## WHAT IS ASKED
Transcribe the full listing below exactly.

^^^^^^^^^^^^^^^^

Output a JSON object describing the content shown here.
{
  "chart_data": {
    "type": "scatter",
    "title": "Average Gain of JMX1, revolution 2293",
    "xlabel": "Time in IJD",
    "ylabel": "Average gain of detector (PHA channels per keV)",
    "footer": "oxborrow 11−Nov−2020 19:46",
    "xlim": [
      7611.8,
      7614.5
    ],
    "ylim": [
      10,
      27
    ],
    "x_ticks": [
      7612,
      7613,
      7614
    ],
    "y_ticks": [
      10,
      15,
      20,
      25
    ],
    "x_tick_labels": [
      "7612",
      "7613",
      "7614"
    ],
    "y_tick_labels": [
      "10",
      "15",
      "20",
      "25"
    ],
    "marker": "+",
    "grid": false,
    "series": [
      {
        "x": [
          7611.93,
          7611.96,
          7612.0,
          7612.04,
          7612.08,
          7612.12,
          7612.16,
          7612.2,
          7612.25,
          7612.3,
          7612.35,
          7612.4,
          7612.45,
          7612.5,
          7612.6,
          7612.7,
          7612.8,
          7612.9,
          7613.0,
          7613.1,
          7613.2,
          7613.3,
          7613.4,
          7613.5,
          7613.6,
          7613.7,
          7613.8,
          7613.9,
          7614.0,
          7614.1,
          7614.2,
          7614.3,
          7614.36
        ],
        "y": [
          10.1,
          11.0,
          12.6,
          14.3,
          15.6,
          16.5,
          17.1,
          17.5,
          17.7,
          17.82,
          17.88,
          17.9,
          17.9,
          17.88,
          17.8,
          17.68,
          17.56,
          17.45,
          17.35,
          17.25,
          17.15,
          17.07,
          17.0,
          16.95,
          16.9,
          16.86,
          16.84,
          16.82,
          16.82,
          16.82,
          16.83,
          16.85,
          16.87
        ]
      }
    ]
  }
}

^^^^^^^^^^^^^^^^

## SOLUTION FOR THIS PROBLEM
Output a JSON object describing the content shown here.
{
  "chart_data": {
    "type": "scatter",
    "title": "Average Gain of JMX1, revolution 2293",
    "xlabel": "Time in IJD",
    "ylabel": "Average gain of detector (PHA channels per keV)",
    "footer": "oxborrow 11−Nov−2020 19:46",
    "xlim": [
      7611.8,
      7614.5
    ],
    "ylim": [
      10,
      27
    ],
    "x_ticks": [
      7612,
      7613,
      7614
    ],
    "y_ticks": [
      10,
      15,
      20,
      25
    ],
    "x_tick_labels": [
      "7612",
      "7613",
      "7614"
    ],
    "y_tick_labels": [
      "10",
      "15",
      "20",
      "25"
    ],
    "marker": "+",
    "grid": false,
    "series": [
      {
        "x": [
          7611.93,
          7611.96,
          7612.0,
          7612.04,
          7612.08,
          7612.12,
          7612.16,
          7612.2,
          7612.25,
          7612.3,
          7612.35,
          7612.4,
          7612.45,
          7612.5,
          7612.6,
          7612.7,
          7612.8,
          7612.9,
          7613.0,
          7613.1,
          7613.2,
          7613.3,
          7613.4,
          7613.5,
          7613.6,
          7613.7,
          7613.8,
          7613.9,
          7614.0,
          7614.1,
          7614.2,
          7614.3,
          7614.36
        ],
        "y": [
          10.1,
          11.0,
          12.6,
          14.3,
          15.6,
          16.5,
          17.1,
          17.5,
          17.7,
          17.82,
          17.88,
          17.9,
          17.9,
          17.88,
          17.8,
          17.68,
          17.56,
          17.45,
          17.35,
          17.25,
          17.15,
          17.07,
          17.0,
          16.95,
          16.9,
          16.86,
          16.84,
          16.82,
          16.82,
          16.82,
          16.83,
          16.85,
          16.87
        ]
      }
    ]
  }
}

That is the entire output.